→ Excerpted text
Split on Candidates, Split on Political Power?

The Chinese community is divided over Public Advocate candidates Daniel Squadron and Letitia James, as often happens when there is no Chinese candidate in a race. Sing Tao Daily asks if this split weakens the community's political prowess. (Photo by Jehangir Khattak/Voices of NY)

The Chinese community is divided over public advocate candidates Daniel Squadron and Letitia James. Sing Tao Daily asks if this split weakens the community’s political prowess. (Photo by Jehangir Khattak/Voices of NY)

In Tuesday’s runoff race for public advocate, not only are two candidates battling for votes but also the Chinese community seems to be squaring off – against one another. Last week, Comptroller John Liu, accompanied by some community leaders, announced his endorsement of one of the candidates at Chatham Square in Chinatown. Meanwhile, more than 30 community leaders and an elected official announced their endorsement of the other candidate. How would a split community affect the strength of its political power? The answers vary depending on who you ask.

The runoff between the two public advocate candidates, State Sen. Daniel Squadron and City Councilwoman Letitia James, will be held Tuesday. Although Public Advocate is not a hot position and the election is not attracting much attention, it is an opportunity for the Chinese community to participate in politics and show its power. But the battle between Squadron and James is a hard call, which means community leaders have to make a difficult choice.

On September 26, when Liu announced his endorsement of James, many community leaders were there in support. At the same time, Squadron’s campaign issued a statement announcing more than 30 Chinese community leaders, including Councilwoman Margaret Chin; Virginia Kee, president emeritus of the United Democratic Organization; Peter Tu, executive director of Flushing Chinese Business Association; Wellington Chen, executive director of the Chinatown Partnership; Eddie Chiu, director of Lin Sing Association, and several former presidents of the Chinese Consolidated Benevolent Association have endorsed Squadron. Neither side seemed likely to give in.

This is not the first time the Chinese community has been split on different candidates. Although the community had been united behind Liu in the mayoral election, in other positions when there is no Chinese candidate, community leaders are more likely to be split. For example, in the comptroller’s race, the Lin Sing Association endorsed former Gov. Eliot Spitzer early in the race. A few days later, Kee and many other community leaders held an event at Chatham Square to endorse Spitzer’s opponent, Manhattan Borough President Scott Stringer.

For a community which doesn’t produce a large number of votes, does it gain or lose from the different political stances of its community leaders? The answers are as diverse as the political views presented.

Liu said the Chinese community is big enough to accommodate different opinions. He doesn’t think this will make the mainstream consider the political power of the community as less relevant. “The most important thing is to get everyone out to vote. No matter who you vote for, as long as we all vote, we can show our power. The ballots count,” he said.

Chiu of Lin Sing thought endorsing different candidates will inevitably dilute the political power of the community, but “what you can do?” he said. “Everyone has his or her own opinion and interest. And they neutralize one another’s impacts.”

Political consultant George Arzt said uniting behind one candidate is not a good thing for any community because it would make the candidate take its support for granted and make other candidates give up on the community. “This is not a matter of diluting the votes. Every candidate should have the interests of all the communities in mind, and fight hard to gain the support of communities. For the Asian community, the growing population and votes is getting the community more respect.”

John Mollenkopf, director of the Center for Urban Research at the CUNY Graduate Center and professor of political science and sociology, said the split of a community on endorsements indeed mirrors the general picture of a sharply competitive election. But to the community, “If you cannot unite behind one candidate, it will be harder to make changes,” he said.

[Data items]
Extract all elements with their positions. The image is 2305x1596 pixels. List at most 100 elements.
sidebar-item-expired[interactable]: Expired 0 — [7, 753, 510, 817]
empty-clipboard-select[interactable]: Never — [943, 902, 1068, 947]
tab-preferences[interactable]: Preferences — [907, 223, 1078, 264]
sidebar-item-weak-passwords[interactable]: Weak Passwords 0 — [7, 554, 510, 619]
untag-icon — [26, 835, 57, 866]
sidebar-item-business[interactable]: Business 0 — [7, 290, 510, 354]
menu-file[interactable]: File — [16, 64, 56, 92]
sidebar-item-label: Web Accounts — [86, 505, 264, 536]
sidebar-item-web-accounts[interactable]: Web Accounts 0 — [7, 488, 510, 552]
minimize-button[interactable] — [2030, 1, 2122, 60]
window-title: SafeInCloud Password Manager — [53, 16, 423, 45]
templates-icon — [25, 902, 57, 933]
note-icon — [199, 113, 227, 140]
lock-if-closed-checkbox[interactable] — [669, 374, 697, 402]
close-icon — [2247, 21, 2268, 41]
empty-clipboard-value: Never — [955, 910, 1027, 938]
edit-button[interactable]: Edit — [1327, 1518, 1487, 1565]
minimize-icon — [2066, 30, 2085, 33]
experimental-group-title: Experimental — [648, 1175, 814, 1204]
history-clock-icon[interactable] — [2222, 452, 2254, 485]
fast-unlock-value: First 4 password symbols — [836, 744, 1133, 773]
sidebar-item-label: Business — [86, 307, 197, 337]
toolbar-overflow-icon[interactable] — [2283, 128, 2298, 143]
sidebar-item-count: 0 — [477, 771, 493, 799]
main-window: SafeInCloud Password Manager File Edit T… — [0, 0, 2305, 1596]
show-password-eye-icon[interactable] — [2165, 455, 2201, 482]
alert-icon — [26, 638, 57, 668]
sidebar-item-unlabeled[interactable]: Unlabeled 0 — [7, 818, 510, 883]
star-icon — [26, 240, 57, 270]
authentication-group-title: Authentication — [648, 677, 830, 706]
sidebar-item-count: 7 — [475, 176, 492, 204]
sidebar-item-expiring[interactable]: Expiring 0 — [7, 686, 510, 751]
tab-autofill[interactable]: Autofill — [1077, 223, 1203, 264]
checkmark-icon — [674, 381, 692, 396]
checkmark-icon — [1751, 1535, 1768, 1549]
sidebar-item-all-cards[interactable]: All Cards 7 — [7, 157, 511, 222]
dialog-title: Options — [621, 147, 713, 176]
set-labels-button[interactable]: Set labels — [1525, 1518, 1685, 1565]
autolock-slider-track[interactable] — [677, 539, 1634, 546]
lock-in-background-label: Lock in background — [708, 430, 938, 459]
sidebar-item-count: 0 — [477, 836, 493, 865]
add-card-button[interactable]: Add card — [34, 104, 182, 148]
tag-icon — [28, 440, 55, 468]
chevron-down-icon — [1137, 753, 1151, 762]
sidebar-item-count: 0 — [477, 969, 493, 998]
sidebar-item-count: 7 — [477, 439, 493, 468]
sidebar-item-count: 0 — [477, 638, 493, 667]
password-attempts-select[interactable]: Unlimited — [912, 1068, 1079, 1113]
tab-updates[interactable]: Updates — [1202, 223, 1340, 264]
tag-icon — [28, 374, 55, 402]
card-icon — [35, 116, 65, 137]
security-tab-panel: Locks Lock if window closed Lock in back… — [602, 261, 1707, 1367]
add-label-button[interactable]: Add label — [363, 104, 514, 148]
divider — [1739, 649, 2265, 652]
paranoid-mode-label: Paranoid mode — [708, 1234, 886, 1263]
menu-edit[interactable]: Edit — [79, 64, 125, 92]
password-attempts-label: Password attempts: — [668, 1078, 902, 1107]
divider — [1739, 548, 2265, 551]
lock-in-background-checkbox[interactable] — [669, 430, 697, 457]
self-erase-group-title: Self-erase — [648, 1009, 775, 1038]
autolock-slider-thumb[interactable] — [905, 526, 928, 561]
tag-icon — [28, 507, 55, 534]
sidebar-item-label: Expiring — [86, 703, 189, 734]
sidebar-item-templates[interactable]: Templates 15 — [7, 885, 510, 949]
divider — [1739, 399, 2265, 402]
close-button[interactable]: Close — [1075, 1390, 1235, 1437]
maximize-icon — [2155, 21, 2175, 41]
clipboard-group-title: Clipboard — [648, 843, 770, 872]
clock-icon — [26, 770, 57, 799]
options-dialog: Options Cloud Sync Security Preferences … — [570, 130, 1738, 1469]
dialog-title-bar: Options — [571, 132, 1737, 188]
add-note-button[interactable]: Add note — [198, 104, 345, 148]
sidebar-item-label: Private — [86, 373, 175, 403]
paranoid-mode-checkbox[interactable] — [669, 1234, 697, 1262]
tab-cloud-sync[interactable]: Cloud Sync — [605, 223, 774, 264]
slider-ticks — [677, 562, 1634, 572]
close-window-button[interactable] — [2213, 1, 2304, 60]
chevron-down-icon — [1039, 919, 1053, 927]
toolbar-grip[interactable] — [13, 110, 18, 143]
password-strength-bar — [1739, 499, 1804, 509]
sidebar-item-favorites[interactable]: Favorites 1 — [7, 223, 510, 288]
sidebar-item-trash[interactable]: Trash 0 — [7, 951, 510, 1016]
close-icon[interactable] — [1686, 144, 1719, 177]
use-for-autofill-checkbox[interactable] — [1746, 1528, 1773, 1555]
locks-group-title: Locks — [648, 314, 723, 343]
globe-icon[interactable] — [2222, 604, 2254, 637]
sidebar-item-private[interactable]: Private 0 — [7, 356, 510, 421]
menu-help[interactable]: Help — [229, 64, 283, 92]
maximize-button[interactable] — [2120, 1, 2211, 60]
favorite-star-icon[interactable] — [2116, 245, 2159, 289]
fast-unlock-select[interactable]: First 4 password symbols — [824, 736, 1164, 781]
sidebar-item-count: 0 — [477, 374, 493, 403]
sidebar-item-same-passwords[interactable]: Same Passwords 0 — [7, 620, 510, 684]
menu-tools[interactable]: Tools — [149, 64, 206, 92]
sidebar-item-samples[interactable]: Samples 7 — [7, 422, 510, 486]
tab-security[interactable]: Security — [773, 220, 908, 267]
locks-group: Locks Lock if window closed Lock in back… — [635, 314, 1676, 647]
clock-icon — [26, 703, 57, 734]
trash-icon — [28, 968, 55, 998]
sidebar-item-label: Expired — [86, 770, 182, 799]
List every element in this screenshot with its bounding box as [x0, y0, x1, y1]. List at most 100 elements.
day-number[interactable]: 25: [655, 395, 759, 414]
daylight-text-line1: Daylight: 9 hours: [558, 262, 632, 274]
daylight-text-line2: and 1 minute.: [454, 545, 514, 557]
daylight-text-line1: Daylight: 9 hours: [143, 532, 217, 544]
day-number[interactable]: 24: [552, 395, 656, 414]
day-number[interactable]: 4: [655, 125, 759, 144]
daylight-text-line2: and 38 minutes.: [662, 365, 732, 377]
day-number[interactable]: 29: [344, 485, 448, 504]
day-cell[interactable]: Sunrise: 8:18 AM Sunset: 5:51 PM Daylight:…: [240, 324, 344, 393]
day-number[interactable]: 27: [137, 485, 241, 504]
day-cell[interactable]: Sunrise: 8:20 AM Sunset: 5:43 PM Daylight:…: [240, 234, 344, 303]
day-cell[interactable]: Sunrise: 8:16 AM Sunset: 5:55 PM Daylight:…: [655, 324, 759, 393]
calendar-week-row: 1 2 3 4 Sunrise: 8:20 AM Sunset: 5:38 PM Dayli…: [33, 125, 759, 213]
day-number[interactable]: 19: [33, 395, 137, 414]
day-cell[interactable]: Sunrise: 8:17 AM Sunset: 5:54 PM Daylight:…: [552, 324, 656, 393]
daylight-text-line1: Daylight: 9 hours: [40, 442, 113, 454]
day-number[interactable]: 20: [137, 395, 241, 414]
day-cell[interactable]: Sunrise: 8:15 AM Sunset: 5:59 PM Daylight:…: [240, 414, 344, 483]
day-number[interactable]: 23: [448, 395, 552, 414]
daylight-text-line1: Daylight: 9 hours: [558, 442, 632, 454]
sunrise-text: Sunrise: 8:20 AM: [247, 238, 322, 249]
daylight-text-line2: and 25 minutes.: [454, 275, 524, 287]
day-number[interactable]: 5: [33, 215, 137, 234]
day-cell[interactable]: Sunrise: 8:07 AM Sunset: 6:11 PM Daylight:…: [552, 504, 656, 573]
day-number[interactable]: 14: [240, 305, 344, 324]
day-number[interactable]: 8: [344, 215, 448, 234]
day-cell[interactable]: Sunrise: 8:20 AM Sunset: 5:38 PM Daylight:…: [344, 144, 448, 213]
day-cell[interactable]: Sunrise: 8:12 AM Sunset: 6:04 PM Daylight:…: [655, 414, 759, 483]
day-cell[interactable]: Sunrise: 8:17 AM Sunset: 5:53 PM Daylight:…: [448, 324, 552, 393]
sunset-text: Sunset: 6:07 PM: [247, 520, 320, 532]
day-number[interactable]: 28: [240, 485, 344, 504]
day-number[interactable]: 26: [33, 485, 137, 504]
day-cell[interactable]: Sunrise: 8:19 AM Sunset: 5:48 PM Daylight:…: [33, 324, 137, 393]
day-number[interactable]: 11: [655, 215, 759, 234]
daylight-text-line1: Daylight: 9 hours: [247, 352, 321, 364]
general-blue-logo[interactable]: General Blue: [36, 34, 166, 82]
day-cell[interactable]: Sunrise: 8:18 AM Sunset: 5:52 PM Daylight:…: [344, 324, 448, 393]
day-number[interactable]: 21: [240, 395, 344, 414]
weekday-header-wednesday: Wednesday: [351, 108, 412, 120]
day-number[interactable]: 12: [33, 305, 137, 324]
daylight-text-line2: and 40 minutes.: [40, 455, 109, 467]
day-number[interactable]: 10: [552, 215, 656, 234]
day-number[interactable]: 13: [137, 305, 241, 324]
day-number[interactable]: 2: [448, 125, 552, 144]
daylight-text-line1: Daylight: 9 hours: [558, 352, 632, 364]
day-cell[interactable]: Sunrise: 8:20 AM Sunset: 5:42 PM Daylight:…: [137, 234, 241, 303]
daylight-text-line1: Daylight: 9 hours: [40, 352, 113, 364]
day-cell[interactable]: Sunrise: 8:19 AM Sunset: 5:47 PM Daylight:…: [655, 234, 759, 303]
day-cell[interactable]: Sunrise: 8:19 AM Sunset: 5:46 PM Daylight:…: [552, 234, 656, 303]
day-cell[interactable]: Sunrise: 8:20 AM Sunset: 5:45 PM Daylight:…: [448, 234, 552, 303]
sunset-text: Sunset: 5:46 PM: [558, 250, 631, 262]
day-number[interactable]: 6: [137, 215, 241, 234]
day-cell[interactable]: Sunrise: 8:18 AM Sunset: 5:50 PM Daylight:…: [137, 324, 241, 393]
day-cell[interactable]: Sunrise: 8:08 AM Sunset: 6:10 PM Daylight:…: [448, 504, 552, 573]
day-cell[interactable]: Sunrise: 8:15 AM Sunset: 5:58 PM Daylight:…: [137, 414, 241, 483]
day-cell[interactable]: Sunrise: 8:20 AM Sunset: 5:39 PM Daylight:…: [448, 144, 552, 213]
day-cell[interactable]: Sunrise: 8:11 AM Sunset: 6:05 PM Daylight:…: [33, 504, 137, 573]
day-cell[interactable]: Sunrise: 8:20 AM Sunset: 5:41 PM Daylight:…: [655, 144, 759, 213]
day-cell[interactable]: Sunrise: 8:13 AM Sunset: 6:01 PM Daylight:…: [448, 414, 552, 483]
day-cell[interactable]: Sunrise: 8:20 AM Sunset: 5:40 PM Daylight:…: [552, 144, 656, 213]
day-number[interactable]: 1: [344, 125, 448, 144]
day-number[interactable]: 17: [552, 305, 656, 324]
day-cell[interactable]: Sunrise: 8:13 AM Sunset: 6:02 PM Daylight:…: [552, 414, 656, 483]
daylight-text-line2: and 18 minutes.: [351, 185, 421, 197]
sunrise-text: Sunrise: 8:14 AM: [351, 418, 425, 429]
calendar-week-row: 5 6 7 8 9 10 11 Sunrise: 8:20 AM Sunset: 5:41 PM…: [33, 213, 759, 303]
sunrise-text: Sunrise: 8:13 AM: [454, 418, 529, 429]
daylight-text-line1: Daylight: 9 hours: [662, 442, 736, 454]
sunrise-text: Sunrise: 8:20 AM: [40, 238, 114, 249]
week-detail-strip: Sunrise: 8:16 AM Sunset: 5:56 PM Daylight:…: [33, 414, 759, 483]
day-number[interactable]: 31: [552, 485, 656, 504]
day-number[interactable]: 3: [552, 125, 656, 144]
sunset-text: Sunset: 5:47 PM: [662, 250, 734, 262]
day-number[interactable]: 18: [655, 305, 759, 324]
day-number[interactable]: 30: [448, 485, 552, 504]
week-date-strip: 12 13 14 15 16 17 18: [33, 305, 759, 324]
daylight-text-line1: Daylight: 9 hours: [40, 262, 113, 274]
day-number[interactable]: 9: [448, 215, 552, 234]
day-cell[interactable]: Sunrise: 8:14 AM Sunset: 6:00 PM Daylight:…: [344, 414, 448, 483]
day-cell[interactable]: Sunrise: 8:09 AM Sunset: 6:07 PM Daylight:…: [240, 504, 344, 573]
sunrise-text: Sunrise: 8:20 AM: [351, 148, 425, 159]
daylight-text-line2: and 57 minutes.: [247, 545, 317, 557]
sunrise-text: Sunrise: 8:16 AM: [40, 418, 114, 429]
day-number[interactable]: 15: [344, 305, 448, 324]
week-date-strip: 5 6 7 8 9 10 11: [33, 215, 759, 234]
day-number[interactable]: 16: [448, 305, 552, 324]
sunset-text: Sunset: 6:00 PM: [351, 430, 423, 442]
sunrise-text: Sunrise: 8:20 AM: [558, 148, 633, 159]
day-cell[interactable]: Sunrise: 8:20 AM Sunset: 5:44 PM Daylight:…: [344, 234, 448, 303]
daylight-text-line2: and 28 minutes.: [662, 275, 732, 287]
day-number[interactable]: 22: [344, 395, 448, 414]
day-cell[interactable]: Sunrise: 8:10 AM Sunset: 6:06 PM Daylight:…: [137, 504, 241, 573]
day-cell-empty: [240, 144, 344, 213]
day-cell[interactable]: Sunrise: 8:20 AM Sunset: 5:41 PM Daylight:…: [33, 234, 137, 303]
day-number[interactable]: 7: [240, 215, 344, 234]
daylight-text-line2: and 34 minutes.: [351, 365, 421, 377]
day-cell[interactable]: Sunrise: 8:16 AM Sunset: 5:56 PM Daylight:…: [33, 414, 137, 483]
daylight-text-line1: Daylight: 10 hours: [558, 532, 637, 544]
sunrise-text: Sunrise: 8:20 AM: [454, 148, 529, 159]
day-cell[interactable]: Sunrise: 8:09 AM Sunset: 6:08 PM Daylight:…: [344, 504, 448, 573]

→ Aim of the task
Reproduce word for word the passage of the article on the Chinese community's split endorsements from "In Tuesday’s runoff" to "who you ask.".

→ Exercise answer
In Tuesday’s runoff race for public advocate, not only are two candidates battling for votes but also the Chinese community seems to be squaring off – against one another. Last week, Comptroller John Liu, accompanied by some community leaders, announced his endorsement of one of the candidates at Chatham Square in Chinatown. Meanwhile, more than 30 community leaders and an elected official announced their endorsement of the other candidate. How would a split community affect the strength of its political power? The answers vary depending on who you ask.